THE PROBLEM
In the Springsteen song list below, which album does the writer call probably their favorite?
[START PASSAGE PROVIDED]
In advance, all of Predicto's songs are going to be off Born to Run and Born in the USA.

 

1. Thunder Road. So stupidly obvious, but I can't help it. It's my favorite song by my favorite artist and is probably the greatest rock song ever written. "It's a town full of losers and I'm pulling out of here to win" pretty much defines the ethos of Rock and Roll itself.

 

2. 4th of July, Asbury Park (Sandy). Part of me wishes every Springsteen album sounded like The Wild, the Innocent and the E Street Shuffle. But if every Springsteen album sounded like that, he would currently be playing in a coffee house in Jersey City to make his rent. So, life is full of tradeoffs.

 

3. Born to Run. It has to be here, and I like putting the most obvious song at #3 on these kinds of lists.

 

4. Girls In Their Summer Clothes. I ****ing love this song, and I know it's ridiculous to put it at #4 but **** you, it makes me cry and I'm over 40. It's the best song Brian Wilson never wrote. It's the best late period Springsteen song. In the 80s, it would have been in the top five on the charts for 6 weeks and would have been inescapable on the Boardwalk in Ocean City.

 

5. Badlands. I like this song better than The Promised Land by a hair, simply because it takes off like a cannon shot and never stops. Bruce does angry well, and Darkness is probably my favorite album. He shouldn't do angry all the time.

 

6. Bobby Jean. I sometimes think of Thunder Road, The River, and Bobby Jean as a three part movie. I love the melody line in this. I love the nostalgia. I love the sadness. I love the fact that I have no idea if he is singing to a man or woman. I love the idea that it may be about Steve Van Zandt.

 

7. Walk Like A Man. Tunnel of Love is an album that you have to be 34 to fully appreciate, I bought it when I was 13 on the day it came out, and it utterly flummoxed me. Today, I listen to it in a dark room with a glass of Scotch and it makes perfect sense. Bruce making up with his dad in his very Bruce way is a beautiful sentiment.
[END PASSAGE PROVIDED]
[START RECORD LIST]
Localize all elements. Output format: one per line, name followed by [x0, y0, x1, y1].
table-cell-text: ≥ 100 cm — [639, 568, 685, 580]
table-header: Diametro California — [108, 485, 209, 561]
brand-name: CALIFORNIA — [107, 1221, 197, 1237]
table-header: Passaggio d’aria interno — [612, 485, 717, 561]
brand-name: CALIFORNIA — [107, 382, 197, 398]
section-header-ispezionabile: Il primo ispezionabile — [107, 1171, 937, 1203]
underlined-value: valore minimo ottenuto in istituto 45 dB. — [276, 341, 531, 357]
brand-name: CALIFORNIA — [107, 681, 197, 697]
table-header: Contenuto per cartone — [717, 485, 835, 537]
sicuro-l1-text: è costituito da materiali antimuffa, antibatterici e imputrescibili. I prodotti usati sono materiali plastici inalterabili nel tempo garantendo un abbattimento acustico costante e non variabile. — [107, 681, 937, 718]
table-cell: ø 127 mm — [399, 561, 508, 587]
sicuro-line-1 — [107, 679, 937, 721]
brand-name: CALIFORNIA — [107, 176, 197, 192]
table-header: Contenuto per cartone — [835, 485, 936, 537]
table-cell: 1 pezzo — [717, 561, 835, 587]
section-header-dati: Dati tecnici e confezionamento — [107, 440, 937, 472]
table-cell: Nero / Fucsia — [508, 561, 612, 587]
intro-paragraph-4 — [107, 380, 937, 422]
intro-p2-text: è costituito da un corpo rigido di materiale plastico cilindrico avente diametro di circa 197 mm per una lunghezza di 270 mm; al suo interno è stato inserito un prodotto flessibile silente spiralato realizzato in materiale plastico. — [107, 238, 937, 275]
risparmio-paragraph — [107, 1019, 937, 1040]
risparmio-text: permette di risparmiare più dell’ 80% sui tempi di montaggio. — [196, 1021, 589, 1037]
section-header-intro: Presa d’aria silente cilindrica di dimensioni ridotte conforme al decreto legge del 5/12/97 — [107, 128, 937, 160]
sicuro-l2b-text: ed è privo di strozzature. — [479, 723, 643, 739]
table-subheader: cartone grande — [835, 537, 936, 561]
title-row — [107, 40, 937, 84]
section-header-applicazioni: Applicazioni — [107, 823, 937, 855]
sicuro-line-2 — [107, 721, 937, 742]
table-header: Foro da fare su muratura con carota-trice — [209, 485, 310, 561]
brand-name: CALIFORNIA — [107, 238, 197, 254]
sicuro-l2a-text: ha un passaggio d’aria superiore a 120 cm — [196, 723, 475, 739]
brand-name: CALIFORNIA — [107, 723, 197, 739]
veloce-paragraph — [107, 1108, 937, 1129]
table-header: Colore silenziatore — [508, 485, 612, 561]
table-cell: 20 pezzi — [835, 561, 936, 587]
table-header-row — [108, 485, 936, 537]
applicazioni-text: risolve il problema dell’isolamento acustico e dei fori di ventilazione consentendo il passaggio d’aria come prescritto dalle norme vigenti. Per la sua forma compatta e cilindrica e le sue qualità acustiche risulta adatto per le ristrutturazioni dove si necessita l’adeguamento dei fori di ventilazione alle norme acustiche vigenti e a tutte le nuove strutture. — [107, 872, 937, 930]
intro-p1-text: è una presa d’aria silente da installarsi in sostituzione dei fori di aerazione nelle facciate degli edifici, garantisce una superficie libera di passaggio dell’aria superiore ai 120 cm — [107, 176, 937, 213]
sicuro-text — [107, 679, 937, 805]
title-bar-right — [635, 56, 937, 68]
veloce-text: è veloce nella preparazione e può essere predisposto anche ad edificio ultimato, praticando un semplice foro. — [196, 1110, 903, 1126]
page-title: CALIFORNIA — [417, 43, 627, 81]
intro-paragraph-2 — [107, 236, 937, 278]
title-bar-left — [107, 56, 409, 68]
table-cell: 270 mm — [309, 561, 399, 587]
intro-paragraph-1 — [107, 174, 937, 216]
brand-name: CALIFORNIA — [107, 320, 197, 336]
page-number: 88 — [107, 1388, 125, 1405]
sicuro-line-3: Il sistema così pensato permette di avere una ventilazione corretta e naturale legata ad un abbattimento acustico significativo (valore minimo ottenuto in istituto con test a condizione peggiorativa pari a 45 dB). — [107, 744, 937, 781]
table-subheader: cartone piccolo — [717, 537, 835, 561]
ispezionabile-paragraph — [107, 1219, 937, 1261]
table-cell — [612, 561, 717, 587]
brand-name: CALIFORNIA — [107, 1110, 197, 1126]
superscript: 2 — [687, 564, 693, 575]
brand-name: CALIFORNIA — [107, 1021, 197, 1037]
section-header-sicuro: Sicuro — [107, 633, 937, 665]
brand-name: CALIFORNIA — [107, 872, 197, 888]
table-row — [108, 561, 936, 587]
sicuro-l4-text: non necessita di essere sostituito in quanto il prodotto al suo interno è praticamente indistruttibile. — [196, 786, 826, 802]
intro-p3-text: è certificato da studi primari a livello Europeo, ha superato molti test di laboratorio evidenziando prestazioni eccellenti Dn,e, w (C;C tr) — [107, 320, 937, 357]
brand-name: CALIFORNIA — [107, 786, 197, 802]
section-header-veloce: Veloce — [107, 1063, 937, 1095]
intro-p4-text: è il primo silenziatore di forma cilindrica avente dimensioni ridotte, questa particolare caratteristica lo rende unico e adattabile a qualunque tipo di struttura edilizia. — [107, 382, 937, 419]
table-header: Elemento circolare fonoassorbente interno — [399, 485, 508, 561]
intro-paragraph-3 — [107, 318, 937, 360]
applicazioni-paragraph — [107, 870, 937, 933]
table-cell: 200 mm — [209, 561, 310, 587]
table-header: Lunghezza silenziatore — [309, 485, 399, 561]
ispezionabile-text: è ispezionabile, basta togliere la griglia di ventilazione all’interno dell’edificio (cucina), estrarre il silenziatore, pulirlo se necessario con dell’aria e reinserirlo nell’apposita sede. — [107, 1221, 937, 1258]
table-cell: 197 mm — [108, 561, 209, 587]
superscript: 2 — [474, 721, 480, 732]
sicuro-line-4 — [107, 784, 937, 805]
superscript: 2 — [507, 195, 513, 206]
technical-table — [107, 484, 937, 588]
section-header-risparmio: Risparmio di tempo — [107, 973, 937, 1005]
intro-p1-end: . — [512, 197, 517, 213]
[END RECORD LIST]
[START RECORD LIST]
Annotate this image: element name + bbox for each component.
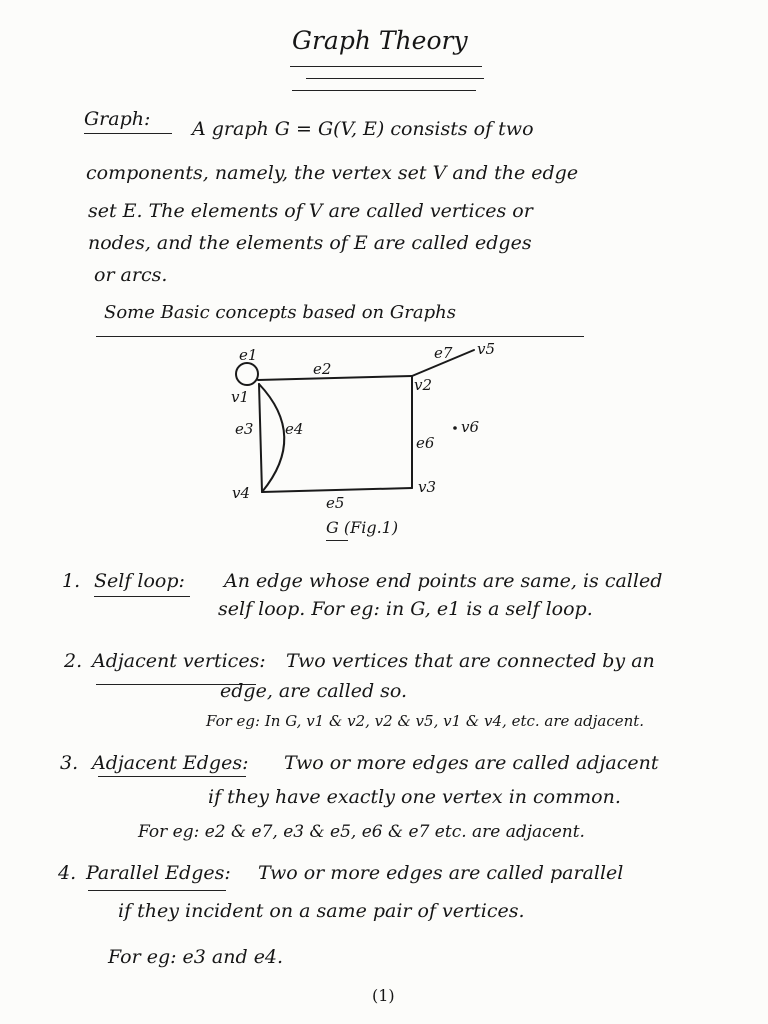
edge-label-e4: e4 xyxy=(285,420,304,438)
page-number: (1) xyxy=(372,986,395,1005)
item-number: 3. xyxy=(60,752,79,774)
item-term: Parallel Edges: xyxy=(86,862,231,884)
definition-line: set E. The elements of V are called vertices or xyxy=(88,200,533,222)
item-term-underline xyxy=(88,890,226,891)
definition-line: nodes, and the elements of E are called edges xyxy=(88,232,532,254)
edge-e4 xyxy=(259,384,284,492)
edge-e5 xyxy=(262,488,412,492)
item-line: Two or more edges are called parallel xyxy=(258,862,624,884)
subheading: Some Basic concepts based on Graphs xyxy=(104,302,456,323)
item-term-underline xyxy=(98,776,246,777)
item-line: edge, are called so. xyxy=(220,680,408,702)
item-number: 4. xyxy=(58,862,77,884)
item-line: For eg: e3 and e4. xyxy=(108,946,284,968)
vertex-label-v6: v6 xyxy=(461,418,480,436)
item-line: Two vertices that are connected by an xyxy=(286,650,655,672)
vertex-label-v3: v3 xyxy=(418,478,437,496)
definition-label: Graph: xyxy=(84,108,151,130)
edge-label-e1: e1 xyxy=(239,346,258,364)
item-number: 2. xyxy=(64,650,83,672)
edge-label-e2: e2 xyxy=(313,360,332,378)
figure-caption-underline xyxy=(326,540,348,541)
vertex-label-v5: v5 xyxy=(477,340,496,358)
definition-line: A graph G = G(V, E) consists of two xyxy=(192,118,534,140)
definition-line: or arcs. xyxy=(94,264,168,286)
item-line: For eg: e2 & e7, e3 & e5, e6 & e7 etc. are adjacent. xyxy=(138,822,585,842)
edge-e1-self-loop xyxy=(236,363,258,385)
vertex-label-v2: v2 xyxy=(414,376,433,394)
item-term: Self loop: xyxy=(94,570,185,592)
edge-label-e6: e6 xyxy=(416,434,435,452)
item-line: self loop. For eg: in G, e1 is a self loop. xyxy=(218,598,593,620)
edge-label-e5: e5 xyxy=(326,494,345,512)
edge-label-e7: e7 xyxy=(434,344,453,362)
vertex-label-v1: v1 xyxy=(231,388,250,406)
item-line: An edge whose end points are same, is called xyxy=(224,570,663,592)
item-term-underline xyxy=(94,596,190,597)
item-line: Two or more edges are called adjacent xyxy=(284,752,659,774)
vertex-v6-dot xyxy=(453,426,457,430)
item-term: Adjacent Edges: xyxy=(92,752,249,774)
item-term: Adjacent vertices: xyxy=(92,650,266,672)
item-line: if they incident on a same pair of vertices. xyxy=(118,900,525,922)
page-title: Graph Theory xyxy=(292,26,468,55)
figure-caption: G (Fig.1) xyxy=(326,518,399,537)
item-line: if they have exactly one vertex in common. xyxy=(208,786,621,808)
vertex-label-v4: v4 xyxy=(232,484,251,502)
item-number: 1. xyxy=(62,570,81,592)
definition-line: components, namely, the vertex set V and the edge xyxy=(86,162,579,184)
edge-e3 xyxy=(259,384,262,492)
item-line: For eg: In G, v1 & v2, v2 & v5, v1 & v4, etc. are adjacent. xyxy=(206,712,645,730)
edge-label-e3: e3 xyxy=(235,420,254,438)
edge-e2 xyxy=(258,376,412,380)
[END RECORD LIST]
TASK ANSWER
Darkness